--- START OF Dataset ---

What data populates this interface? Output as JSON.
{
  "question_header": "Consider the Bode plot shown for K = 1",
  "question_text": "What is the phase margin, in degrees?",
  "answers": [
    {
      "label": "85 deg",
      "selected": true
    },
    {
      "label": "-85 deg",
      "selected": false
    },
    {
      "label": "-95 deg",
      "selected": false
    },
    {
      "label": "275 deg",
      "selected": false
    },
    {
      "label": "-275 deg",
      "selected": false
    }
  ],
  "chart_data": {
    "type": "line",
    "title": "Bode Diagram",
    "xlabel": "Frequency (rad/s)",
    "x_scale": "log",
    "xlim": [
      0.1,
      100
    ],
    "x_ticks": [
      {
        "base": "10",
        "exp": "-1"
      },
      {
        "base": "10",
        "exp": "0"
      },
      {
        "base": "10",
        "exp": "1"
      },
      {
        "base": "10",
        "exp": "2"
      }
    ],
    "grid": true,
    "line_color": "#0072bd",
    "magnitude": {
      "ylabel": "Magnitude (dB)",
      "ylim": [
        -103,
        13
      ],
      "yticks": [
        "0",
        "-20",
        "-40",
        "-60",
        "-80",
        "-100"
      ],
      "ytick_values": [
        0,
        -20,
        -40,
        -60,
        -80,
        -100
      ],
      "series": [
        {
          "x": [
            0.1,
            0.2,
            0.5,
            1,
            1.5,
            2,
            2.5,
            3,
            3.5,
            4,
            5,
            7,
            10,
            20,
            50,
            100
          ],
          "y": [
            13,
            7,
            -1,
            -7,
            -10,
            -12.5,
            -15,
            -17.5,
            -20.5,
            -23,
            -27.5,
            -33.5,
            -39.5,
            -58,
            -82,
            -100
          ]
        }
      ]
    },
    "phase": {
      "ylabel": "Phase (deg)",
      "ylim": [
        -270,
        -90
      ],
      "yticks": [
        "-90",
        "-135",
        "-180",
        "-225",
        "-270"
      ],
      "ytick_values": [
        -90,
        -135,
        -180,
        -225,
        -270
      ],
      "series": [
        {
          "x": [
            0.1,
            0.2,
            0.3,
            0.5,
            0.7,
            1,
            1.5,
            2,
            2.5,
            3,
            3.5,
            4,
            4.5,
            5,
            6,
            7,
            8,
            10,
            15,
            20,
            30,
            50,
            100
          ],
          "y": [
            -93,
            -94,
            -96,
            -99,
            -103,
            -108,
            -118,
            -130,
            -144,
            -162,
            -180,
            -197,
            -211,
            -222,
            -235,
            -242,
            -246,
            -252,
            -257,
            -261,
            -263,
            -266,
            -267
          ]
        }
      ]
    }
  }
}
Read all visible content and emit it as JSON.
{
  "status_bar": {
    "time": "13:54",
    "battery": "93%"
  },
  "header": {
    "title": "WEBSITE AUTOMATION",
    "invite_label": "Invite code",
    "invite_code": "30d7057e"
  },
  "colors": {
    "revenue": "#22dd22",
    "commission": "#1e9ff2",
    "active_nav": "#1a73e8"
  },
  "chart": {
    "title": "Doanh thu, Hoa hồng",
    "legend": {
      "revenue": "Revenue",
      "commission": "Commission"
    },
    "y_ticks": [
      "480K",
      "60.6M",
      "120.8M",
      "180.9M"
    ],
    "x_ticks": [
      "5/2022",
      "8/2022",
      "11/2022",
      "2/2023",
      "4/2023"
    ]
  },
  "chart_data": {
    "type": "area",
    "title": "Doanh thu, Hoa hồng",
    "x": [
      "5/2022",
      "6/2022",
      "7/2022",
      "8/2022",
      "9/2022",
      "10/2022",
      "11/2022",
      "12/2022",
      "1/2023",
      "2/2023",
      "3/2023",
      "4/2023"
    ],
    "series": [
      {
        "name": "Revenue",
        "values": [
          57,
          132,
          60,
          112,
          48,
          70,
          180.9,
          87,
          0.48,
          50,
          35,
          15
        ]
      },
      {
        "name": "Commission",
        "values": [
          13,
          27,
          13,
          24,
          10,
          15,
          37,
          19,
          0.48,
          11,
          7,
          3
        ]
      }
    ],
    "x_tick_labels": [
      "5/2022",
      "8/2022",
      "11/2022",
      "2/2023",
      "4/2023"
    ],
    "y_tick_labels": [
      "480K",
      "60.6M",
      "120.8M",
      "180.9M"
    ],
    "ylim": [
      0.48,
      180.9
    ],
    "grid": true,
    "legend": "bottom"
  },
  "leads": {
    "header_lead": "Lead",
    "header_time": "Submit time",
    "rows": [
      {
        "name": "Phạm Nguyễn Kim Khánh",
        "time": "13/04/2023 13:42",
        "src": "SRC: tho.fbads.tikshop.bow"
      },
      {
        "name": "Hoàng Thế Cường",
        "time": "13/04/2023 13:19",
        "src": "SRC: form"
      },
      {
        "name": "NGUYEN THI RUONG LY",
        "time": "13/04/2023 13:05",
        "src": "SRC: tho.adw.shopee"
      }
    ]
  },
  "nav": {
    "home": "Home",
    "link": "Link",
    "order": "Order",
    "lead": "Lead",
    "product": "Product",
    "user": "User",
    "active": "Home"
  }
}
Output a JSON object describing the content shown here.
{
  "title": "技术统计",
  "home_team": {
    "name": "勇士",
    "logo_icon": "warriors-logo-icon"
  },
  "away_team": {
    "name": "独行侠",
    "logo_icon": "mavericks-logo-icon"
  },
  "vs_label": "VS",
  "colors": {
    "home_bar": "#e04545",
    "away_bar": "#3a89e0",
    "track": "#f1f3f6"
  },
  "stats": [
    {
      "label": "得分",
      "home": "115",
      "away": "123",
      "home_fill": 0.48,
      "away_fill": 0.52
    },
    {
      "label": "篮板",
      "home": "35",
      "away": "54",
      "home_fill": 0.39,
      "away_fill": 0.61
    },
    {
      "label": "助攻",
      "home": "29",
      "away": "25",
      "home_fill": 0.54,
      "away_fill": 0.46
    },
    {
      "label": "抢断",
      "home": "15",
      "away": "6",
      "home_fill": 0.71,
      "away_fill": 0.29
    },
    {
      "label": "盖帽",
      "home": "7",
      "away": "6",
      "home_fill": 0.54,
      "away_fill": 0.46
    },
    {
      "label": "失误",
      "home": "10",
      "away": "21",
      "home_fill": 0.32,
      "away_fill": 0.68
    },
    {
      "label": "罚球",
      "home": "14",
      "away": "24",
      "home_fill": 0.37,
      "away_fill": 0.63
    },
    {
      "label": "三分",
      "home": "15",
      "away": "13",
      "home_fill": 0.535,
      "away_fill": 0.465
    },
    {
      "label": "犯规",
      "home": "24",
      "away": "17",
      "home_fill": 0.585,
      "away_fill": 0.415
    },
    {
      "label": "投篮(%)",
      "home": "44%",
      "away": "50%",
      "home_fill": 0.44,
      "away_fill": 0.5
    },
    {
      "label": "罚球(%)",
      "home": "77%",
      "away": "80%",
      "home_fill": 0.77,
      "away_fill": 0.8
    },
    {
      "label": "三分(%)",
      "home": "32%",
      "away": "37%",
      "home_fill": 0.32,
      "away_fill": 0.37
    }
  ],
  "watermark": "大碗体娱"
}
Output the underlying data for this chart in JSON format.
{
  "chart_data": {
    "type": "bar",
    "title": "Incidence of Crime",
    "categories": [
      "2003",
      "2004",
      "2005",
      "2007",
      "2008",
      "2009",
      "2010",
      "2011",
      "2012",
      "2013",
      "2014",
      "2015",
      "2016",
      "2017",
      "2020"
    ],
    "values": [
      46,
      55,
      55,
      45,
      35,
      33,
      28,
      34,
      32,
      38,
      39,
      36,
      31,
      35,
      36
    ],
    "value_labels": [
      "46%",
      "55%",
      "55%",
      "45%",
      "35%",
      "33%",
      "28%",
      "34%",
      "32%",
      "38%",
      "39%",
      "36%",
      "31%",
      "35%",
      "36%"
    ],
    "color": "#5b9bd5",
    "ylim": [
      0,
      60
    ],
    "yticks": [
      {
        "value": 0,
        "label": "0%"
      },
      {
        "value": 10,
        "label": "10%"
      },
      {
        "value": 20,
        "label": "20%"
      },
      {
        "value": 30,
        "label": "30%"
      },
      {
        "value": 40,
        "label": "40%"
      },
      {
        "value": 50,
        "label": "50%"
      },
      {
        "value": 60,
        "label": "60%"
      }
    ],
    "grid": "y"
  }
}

--- END OF Dataset ---

In the entries above, find lines with "time" and copy each.

    "time": "13:54",
    "header_time": "Submit time",
        "time": "13/04/2023 13:42",
        "time": "13/04/2023 13:19",
        "time": "13/04/2023 13:05",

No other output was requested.